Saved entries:
========================================

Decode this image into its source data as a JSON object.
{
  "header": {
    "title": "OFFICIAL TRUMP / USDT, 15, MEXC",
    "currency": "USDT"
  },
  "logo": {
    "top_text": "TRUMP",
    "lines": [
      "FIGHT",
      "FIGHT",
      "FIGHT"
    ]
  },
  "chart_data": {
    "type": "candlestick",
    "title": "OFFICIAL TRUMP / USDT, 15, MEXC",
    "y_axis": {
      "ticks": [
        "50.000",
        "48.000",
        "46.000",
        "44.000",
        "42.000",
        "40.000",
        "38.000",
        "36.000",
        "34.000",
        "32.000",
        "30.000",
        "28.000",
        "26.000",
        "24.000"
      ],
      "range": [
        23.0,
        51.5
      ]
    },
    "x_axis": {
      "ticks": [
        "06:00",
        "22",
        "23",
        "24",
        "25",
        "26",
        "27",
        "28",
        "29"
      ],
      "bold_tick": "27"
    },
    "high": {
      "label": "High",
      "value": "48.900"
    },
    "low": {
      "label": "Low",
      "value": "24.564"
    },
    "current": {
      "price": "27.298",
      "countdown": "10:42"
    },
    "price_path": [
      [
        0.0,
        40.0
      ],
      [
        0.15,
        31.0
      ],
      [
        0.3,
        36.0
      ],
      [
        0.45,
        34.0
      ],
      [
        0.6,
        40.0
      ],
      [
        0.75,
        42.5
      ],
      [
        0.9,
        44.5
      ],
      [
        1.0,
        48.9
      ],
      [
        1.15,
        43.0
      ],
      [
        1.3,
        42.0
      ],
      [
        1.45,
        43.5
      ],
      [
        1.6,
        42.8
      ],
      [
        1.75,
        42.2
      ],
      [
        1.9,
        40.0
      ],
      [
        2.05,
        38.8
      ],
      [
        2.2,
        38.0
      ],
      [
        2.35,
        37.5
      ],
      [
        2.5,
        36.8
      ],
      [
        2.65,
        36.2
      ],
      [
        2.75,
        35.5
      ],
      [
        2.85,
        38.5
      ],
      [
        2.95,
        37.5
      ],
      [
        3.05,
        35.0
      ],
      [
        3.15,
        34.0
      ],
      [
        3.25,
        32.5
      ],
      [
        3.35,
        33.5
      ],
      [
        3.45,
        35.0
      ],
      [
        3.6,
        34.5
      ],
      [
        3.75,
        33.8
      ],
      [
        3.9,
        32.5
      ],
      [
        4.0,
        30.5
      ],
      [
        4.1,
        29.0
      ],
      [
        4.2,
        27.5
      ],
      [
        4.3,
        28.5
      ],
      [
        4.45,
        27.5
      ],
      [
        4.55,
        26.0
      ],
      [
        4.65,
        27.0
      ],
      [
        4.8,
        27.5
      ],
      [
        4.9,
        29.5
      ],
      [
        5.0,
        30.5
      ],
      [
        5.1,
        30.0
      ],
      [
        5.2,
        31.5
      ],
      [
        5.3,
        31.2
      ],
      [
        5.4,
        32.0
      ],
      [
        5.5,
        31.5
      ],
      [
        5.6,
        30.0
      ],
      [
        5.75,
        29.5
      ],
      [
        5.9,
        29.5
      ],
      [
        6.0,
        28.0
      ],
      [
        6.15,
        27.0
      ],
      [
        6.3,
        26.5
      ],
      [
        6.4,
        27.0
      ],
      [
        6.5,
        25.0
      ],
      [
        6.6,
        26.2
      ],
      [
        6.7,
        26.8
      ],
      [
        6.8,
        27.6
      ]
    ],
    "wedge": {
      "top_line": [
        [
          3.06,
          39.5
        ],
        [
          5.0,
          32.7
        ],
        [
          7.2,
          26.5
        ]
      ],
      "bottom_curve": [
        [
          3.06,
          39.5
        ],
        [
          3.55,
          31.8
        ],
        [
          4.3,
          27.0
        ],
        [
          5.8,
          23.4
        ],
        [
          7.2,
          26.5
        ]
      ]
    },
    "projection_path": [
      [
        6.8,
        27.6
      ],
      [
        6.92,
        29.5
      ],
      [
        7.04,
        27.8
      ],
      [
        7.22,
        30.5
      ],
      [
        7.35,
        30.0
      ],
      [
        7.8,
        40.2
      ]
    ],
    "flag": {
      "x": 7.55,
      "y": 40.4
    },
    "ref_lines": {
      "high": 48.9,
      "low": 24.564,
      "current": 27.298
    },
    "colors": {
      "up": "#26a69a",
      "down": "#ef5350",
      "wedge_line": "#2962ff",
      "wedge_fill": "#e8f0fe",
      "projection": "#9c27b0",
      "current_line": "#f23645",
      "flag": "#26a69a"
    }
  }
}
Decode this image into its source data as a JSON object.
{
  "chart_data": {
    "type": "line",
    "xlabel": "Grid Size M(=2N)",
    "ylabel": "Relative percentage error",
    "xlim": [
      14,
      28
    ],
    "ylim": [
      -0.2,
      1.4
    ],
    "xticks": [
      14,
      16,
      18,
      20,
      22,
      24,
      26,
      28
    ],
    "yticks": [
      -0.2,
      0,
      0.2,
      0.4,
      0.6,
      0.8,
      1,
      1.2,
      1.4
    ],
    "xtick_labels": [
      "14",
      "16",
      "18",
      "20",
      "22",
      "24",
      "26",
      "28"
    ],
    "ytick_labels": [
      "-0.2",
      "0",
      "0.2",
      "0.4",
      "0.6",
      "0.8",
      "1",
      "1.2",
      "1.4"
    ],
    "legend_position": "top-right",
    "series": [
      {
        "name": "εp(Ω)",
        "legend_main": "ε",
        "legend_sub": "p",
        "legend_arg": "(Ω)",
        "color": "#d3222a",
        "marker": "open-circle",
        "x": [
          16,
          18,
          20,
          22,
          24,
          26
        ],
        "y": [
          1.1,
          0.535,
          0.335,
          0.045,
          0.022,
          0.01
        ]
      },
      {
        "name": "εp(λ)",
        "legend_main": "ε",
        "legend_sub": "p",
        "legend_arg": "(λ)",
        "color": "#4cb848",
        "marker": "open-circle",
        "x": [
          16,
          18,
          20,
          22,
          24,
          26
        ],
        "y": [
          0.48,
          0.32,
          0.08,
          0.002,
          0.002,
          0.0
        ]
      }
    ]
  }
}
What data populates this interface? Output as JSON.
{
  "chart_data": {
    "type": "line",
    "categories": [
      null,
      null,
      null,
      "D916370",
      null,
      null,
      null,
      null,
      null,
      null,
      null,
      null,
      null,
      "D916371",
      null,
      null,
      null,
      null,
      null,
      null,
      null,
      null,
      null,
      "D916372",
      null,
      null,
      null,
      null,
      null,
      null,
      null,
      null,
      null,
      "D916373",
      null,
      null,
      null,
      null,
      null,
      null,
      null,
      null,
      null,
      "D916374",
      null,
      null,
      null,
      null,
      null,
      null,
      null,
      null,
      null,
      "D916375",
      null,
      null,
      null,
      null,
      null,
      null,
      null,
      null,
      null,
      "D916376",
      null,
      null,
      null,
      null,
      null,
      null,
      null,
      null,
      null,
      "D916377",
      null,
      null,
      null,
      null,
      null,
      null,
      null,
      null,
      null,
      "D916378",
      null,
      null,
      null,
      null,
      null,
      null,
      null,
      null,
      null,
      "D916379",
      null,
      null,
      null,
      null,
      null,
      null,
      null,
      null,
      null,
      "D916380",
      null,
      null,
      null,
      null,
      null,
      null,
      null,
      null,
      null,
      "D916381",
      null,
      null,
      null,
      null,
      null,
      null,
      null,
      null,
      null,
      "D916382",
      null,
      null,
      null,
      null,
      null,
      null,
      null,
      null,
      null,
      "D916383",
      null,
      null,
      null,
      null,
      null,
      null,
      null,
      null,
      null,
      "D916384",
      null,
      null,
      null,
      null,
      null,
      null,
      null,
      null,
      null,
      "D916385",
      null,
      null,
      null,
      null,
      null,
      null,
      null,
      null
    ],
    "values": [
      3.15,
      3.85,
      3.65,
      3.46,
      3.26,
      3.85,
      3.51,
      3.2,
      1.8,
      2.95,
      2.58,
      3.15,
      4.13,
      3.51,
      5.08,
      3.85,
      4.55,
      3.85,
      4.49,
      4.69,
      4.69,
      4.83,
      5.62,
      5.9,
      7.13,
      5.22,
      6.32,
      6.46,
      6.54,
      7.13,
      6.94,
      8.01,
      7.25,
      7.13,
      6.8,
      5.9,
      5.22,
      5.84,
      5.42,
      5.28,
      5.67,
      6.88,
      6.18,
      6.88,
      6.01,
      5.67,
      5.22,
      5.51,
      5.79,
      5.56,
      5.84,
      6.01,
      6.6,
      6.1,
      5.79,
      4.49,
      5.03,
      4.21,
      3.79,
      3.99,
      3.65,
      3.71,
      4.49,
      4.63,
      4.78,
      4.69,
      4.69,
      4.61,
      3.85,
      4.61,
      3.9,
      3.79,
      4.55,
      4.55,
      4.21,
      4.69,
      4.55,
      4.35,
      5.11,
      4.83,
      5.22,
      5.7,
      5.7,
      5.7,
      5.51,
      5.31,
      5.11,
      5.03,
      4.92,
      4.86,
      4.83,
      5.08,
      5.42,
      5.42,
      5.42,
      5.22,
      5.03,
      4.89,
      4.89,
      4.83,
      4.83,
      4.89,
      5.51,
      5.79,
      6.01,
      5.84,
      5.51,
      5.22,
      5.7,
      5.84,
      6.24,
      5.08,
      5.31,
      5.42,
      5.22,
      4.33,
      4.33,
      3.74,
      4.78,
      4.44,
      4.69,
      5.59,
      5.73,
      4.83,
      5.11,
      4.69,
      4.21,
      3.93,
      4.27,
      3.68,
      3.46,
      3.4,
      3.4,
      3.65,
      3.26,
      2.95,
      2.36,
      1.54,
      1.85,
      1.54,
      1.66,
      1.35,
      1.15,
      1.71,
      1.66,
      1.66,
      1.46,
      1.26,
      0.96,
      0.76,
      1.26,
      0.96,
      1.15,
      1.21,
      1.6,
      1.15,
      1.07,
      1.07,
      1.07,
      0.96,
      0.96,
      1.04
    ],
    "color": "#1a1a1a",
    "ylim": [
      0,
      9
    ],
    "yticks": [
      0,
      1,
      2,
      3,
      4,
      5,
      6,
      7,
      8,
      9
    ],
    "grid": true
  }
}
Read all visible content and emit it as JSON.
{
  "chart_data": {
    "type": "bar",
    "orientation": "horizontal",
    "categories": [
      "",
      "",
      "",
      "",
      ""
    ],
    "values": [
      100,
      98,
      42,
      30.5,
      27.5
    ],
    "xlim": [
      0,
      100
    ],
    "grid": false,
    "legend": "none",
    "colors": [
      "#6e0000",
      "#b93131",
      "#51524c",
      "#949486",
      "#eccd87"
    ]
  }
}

========================================

Task brief:
Look through the records above and report how many lines hold the word "type", giving only the number.

Result:
4